[Data records]
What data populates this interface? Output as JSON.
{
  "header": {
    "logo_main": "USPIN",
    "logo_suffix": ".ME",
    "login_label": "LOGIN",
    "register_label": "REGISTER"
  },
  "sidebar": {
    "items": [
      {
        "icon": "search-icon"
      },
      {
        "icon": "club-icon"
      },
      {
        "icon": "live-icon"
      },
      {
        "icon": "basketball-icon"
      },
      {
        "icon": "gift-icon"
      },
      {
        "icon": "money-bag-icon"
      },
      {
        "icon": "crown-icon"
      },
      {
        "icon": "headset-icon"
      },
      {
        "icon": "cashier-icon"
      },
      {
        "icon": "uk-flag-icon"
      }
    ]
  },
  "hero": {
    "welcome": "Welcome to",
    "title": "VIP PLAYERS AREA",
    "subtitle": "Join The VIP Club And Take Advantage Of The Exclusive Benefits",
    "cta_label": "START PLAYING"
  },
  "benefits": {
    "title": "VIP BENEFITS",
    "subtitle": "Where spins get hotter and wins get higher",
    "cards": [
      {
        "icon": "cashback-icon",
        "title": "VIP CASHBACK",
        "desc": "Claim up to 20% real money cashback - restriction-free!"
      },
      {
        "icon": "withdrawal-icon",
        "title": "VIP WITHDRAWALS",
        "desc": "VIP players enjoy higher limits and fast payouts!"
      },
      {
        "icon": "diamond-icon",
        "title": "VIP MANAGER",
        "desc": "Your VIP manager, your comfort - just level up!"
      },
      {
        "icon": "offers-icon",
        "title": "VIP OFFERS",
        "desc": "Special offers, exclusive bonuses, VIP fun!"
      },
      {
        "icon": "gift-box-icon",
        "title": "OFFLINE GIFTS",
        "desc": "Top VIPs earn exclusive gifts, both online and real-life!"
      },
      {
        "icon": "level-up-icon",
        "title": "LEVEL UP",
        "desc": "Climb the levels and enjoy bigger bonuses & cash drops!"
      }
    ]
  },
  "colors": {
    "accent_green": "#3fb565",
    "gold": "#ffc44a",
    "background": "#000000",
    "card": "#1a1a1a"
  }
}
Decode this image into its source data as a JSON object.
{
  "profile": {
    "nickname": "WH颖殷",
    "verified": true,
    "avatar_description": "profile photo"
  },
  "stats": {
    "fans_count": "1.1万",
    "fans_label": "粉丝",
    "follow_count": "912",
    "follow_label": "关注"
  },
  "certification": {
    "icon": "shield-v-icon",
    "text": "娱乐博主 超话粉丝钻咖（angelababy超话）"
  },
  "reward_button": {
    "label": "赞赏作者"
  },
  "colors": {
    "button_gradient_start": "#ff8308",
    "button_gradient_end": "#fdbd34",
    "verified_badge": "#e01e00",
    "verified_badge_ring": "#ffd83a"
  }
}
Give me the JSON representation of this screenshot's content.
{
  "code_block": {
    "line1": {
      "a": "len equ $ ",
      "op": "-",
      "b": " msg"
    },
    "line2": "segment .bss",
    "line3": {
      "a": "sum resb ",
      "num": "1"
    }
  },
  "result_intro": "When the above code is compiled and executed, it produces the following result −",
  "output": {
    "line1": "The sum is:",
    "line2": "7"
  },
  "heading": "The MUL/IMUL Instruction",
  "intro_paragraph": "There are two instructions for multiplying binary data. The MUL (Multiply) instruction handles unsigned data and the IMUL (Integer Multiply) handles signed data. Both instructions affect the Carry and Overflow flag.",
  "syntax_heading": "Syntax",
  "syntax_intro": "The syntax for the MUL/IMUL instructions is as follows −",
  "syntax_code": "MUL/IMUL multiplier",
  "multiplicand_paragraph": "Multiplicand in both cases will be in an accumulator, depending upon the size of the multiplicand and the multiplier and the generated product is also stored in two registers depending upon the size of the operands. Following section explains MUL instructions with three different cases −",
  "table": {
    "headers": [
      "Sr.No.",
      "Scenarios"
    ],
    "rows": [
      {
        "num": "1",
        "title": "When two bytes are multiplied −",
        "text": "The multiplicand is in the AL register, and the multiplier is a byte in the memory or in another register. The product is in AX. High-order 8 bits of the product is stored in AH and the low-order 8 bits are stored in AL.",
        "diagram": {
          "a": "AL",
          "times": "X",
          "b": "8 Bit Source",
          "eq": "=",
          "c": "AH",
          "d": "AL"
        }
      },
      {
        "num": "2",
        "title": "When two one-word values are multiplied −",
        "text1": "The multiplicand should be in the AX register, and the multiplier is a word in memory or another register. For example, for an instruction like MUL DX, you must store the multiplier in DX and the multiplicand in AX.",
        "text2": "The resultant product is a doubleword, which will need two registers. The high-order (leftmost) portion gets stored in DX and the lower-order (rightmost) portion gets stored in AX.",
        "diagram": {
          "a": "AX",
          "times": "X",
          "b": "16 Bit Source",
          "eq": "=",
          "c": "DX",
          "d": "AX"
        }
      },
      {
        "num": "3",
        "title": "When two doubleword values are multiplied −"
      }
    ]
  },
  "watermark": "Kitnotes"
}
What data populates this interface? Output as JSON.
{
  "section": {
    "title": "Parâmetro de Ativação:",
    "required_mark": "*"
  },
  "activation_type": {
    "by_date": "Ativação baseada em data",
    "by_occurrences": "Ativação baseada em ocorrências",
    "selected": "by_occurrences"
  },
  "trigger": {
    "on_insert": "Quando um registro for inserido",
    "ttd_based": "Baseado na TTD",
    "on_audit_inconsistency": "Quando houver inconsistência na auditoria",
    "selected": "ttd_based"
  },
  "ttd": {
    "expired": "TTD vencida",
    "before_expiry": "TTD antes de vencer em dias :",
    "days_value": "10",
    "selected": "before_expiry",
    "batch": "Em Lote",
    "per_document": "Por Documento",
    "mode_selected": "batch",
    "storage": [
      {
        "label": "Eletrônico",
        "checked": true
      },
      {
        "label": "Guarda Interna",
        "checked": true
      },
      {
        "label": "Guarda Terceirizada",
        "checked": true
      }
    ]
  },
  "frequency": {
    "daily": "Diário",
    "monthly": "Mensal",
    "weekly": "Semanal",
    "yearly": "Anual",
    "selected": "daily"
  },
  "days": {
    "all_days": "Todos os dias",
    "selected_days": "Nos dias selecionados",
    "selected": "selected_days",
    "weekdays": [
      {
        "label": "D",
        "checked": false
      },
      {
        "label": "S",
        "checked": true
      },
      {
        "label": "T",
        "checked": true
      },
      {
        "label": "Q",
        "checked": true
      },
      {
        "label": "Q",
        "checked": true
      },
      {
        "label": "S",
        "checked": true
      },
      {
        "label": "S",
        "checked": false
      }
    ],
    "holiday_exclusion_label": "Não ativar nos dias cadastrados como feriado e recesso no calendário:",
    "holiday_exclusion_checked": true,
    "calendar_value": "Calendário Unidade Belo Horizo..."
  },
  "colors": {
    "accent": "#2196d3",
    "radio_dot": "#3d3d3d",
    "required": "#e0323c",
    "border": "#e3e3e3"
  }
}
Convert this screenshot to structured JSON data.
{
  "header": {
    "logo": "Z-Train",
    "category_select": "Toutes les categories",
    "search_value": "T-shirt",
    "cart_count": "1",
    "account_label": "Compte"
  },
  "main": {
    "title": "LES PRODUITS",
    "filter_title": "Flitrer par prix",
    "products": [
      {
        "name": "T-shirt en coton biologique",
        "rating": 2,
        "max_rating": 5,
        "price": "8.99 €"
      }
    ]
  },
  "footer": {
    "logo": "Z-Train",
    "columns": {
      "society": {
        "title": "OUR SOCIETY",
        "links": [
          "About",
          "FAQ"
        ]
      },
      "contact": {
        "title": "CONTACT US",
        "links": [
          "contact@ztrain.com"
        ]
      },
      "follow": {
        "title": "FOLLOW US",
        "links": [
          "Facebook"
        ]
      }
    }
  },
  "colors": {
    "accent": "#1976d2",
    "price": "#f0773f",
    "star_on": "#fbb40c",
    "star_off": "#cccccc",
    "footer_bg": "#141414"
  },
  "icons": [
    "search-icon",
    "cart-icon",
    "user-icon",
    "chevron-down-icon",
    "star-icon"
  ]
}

## [Task objective]
Show the lines of the records that contain the word "shirt".

## [Output for this exercise]
    "search_value": "T-shirt",
        "name": "T-shirt en coton biologique",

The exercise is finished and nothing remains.